**What needs to be done:** Return all lines in the material below that contain "circle".
========================================
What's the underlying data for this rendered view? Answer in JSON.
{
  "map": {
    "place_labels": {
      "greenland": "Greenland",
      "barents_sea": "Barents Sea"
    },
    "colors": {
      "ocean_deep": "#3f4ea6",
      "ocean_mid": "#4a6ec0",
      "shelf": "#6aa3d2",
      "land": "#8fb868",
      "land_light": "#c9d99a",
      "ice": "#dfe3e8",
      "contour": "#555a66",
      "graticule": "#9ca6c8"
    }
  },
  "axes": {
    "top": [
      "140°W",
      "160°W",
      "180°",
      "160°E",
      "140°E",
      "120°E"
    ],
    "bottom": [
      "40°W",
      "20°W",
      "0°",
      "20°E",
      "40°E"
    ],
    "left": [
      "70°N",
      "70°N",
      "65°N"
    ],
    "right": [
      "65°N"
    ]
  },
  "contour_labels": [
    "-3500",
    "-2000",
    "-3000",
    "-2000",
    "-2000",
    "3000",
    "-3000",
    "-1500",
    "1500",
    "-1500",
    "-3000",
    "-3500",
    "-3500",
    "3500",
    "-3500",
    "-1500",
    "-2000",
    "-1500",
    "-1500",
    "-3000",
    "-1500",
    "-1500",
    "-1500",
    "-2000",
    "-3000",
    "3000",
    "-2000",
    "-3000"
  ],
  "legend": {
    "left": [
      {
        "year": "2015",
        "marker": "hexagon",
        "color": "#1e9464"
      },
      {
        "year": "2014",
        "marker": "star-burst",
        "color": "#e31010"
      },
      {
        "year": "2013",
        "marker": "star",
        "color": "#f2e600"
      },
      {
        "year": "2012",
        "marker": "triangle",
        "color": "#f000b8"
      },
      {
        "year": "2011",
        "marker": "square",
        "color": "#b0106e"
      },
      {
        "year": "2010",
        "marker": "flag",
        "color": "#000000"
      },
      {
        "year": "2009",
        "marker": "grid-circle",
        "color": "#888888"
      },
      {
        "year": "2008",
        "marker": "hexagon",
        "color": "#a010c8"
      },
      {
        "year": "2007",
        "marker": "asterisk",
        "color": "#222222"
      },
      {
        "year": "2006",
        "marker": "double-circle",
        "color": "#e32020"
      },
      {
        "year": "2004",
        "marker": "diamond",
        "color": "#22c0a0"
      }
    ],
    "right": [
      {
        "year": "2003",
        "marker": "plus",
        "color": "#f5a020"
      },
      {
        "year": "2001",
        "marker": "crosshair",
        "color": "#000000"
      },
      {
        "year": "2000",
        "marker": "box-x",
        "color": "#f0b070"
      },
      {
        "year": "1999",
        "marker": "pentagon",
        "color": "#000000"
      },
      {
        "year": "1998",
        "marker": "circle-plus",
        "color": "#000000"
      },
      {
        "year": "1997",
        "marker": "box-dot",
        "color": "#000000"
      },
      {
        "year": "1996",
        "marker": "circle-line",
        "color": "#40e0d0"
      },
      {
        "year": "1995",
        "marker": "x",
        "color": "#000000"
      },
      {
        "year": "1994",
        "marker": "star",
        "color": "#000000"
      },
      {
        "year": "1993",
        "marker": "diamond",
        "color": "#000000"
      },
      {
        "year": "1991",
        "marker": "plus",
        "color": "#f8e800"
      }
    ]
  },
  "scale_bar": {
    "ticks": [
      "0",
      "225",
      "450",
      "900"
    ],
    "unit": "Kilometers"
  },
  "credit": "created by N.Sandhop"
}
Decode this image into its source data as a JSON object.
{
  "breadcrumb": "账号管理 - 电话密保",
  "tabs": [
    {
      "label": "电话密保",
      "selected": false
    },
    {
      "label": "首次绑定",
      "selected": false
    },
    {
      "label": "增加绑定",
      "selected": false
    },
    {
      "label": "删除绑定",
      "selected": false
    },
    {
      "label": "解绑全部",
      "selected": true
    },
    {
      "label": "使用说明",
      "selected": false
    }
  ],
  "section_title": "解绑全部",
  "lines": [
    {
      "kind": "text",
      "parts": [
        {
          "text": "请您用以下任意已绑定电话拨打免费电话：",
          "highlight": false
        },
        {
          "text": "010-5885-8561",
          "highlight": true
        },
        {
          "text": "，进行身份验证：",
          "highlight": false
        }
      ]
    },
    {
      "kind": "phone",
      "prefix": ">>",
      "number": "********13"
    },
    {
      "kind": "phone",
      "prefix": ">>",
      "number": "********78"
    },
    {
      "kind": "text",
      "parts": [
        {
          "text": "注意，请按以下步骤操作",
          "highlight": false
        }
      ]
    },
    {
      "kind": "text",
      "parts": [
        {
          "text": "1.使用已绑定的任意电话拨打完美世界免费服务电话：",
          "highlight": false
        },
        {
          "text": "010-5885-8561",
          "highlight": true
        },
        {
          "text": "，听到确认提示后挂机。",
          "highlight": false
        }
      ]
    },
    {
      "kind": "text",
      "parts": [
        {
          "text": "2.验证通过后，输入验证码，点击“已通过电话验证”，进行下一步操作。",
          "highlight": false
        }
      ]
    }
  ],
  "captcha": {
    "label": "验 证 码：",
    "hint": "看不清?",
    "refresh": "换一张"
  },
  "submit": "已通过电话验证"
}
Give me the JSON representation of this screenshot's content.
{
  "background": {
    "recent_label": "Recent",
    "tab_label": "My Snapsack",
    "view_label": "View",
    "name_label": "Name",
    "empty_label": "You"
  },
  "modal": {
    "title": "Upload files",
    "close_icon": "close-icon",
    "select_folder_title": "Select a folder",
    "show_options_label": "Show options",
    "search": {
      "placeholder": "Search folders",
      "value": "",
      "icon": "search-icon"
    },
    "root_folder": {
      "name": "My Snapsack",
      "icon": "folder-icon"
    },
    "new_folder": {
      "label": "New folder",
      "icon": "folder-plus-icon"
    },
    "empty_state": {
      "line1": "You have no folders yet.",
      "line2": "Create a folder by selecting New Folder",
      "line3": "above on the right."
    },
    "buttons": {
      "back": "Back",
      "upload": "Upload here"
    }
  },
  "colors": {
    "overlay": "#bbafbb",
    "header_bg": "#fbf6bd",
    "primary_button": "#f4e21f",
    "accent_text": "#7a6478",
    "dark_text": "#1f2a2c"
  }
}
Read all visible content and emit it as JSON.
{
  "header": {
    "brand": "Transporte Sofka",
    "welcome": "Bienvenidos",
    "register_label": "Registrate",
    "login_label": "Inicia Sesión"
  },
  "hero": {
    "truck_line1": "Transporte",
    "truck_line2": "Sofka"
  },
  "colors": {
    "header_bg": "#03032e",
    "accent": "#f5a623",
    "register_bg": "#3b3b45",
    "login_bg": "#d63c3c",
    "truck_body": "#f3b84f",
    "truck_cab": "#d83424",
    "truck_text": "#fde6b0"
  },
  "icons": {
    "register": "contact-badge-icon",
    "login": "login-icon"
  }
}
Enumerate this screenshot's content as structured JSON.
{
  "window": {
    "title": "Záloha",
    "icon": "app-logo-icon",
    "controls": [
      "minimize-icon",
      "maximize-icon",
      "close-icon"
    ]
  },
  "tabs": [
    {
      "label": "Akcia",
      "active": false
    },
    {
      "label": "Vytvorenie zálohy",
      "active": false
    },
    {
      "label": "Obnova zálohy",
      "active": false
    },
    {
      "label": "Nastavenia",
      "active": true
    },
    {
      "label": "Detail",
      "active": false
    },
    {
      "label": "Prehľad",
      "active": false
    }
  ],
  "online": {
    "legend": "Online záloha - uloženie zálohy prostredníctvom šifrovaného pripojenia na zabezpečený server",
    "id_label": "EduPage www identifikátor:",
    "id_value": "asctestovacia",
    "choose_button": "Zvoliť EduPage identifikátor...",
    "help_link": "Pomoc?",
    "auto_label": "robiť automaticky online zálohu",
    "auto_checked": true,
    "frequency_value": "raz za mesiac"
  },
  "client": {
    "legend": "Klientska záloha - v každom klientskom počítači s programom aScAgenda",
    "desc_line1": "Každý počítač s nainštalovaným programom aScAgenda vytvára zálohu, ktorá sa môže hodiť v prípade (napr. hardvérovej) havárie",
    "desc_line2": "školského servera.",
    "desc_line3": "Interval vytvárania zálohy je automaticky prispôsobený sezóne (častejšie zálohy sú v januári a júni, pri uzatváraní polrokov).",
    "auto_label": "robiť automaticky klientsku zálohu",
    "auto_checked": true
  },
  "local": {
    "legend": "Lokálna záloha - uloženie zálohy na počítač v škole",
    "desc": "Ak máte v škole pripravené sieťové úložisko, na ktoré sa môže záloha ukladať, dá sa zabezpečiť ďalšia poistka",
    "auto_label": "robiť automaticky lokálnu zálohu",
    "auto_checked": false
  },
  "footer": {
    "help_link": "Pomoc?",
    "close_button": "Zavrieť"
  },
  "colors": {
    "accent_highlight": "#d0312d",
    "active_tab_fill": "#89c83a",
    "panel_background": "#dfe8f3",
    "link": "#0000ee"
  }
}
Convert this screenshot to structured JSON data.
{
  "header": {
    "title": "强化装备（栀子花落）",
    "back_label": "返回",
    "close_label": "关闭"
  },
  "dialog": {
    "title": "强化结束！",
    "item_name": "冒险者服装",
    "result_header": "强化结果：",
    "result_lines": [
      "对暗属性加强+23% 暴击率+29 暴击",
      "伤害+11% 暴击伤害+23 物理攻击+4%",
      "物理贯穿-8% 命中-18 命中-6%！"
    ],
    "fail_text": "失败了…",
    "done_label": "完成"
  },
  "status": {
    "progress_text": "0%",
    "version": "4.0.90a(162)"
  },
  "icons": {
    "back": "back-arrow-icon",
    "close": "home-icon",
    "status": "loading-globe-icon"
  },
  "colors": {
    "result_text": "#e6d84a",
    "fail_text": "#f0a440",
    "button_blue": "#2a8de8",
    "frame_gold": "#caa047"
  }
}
========================================
**Exercise solution:**
        "marker": "grid-circle",
        "marker": "double-circle",
        "marker": "circle-plus",
        "marker": "circle-line",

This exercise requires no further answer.